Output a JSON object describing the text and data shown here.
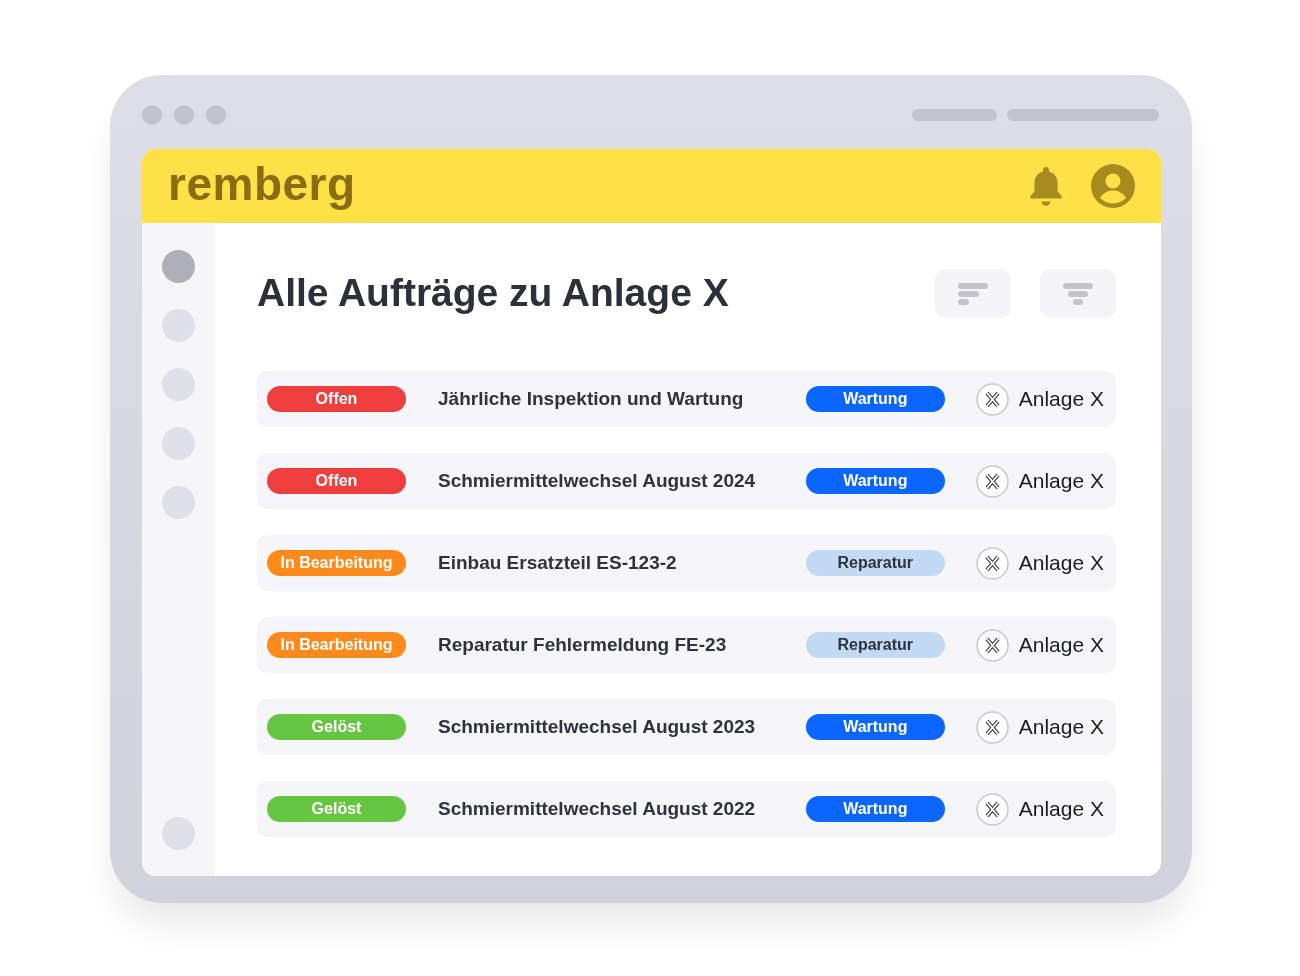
{
  "header": {
    "logo": "remberg"
  },
  "sidebar": {
    "items": [
      {
        "selected": true
      },
      {
        "selected": false
      },
      {
        "selected": false
      },
      {
        "selected": false
      },
      {
        "selected": false
      }
    ],
    "footer_items": [
      {
        "selected": false
      }
    ]
  },
  "page": {
    "title": "Alle Aufträge zu Anlage X"
  },
  "orders": [
    {
      "status": {
        "label": "Offen",
        "color": "#ee3e3e"
      },
      "title": "Jährliche Inspektion und Wartung",
      "type": {
        "label": "Wartung",
        "color": "#0a66ff"
      },
      "asset": "Anlage X"
    },
    {
      "status": {
        "label": "Offen",
        "color": "#ee3e3e"
      },
      "title": "Schmiermittelwechsel August 2024",
      "type": {
        "label": "Wartung",
        "color": "#0a66ff"
      },
      "asset": "Anlage X"
    },
    {
      "status": {
        "label": "In Bearbeitung",
        "color": "#ff8a1c"
      },
      "title": "Einbau Ersatzteil ES-123-2",
      "type": {
        "label": "Reparatur",
        "color": "#c3daf3"
      },
      "asset": "Anlage X"
    },
    {
      "status": {
        "label": "In Bearbeitung",
        "color": "#ff8a1c"
      },
      "title": "Reparatur Fehlermeldung FE-23",
      "type": {
        "label": "Reparatur",
        "color": "#c3daf3"
      },
      "asset": "Anlage X"
    },
    {
      "status": {
        "label": "Gelöst",
        "color": "#66c541"
      },
      "title": "Schmiermittelwechsel August 2023",
      "type": {
        "label": "Wartung",
        "color": "#0a66ff"
      },
      "asset": "Anlage X"
    },
    {
      "status": {
        "label": "Gelöst",
        "color": "#66c541"
      },
      "title": "Schmiermittelwechsel August 2022",
      "type": {
        "label": "Wartung",
        "color": "#0a66ff"
      },
      "asset": "Anlage X"
    }
  ]
}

***

## The request
Extract each line holding the word "title" from the records.

## Exercise response
    "title": "Alle Aufträge zu Anlage X"
      "title": "Jährliche Inspektion und Wartung",
      "title": "Schmiermittelwechsel August 2024",
      "title": "Einbau Ersatzteil ES-123-2",
      "title": "Reparatur Fehlermeldung FE-23",
      "title": "Schmiermittelwechsel August 2023",
      "title": "Schmiermittelwechsel August 2022",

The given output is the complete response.